[Provided data start]

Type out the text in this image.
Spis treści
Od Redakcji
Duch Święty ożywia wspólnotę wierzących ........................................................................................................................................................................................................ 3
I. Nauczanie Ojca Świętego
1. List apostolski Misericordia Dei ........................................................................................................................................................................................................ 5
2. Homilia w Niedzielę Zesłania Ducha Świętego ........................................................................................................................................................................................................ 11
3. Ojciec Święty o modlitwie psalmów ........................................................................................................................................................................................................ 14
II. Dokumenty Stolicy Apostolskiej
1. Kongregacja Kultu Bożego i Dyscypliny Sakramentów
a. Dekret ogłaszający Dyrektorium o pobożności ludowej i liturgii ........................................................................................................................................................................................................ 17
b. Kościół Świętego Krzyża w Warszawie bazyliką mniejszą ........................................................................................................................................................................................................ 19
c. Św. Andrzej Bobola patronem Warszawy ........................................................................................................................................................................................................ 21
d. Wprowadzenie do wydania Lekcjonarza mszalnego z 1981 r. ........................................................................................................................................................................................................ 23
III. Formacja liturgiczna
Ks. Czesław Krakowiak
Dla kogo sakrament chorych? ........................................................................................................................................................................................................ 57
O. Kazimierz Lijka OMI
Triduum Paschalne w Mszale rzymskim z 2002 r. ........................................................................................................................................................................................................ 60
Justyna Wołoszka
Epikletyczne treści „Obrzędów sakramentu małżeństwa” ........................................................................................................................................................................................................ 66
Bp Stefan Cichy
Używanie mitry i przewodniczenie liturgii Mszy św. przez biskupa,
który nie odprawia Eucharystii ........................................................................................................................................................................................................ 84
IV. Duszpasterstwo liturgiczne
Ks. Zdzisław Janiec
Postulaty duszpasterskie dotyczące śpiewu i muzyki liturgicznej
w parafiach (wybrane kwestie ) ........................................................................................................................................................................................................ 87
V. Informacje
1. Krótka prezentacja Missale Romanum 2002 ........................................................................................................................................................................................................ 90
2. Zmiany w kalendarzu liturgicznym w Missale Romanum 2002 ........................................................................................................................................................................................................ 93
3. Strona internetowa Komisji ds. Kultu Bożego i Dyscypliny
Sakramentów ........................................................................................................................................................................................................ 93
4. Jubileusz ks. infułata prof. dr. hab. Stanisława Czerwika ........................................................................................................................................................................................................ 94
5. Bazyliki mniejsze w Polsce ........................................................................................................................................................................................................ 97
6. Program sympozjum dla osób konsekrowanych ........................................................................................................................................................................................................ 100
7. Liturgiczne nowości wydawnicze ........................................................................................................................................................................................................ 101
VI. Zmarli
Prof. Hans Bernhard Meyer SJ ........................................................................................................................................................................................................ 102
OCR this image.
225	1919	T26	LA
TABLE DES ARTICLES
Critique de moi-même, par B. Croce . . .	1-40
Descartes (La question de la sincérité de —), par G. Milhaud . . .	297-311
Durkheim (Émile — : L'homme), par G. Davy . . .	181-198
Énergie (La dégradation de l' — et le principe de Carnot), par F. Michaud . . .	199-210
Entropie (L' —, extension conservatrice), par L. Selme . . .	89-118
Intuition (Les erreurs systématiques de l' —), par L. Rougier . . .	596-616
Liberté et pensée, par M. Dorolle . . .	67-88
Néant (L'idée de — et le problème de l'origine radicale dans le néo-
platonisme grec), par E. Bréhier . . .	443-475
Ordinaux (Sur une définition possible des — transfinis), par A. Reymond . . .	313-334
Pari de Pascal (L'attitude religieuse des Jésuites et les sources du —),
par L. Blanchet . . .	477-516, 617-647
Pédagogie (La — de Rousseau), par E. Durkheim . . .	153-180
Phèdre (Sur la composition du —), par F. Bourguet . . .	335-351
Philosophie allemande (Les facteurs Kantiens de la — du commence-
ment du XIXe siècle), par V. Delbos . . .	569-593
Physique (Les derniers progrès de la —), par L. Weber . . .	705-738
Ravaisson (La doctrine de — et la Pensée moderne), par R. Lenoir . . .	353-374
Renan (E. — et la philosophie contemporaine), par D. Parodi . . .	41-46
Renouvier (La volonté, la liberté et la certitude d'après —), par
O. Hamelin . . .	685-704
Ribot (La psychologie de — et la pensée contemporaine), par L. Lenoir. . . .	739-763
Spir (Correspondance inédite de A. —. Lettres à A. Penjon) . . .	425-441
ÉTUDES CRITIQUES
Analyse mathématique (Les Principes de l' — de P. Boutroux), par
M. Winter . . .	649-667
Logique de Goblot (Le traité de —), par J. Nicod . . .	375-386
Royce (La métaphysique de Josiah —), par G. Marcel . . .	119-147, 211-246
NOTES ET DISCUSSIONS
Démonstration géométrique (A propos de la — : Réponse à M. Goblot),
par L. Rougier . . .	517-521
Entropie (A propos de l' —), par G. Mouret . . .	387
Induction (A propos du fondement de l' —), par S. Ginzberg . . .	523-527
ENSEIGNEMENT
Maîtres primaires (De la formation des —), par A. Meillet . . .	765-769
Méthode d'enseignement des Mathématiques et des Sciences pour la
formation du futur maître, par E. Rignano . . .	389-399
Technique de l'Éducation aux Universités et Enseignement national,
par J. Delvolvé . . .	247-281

[Provided data end]

**Set task**
Gather each line from the entries above that includes the word "Entropie".

**Response**
Entropie (L' —, extension conservatrice), par L. Selme . . .	89-118
Entropie (A propos de l' —), par G. Mouret . . .	387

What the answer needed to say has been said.